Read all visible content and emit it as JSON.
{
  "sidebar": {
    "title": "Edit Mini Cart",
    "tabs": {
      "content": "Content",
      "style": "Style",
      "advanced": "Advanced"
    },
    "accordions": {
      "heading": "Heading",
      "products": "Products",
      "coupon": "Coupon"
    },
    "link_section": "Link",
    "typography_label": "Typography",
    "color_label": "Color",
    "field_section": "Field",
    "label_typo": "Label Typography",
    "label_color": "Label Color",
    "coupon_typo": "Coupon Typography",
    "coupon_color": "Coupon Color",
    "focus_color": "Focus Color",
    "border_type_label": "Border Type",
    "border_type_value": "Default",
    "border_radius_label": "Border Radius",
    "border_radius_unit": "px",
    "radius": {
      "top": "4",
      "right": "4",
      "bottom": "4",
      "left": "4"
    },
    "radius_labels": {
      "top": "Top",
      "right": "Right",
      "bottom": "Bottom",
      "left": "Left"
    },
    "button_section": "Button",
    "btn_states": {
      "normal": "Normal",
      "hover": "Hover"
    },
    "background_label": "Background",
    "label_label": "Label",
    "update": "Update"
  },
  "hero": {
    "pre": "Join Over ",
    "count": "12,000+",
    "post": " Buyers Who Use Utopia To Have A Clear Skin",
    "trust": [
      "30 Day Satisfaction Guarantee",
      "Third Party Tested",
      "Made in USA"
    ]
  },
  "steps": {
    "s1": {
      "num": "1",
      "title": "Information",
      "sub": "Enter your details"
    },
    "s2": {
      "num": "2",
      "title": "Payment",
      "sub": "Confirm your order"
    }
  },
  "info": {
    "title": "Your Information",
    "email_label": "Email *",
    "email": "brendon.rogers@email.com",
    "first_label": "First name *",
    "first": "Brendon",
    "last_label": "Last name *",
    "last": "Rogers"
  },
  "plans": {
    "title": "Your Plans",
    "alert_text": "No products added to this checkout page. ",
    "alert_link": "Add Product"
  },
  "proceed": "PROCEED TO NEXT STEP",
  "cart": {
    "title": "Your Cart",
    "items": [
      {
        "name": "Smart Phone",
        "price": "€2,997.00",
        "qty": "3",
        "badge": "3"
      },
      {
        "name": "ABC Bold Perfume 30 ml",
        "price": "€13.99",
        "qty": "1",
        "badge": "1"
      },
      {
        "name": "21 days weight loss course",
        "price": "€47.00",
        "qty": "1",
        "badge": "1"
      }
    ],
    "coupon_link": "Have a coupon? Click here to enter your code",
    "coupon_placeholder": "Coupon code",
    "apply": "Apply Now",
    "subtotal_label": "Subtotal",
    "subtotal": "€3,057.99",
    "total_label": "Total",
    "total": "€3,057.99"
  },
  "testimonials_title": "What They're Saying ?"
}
============================================================
Task description — Pull out the lines above in which the word "name" appears.

Output for this task —
    "first_label": "First name *",
    "last_label": "Last name *",
        "name": "Smart Phone",
        "name": "ABC Bold Perfume 30 ml",
        "name": "21 days weight loss course",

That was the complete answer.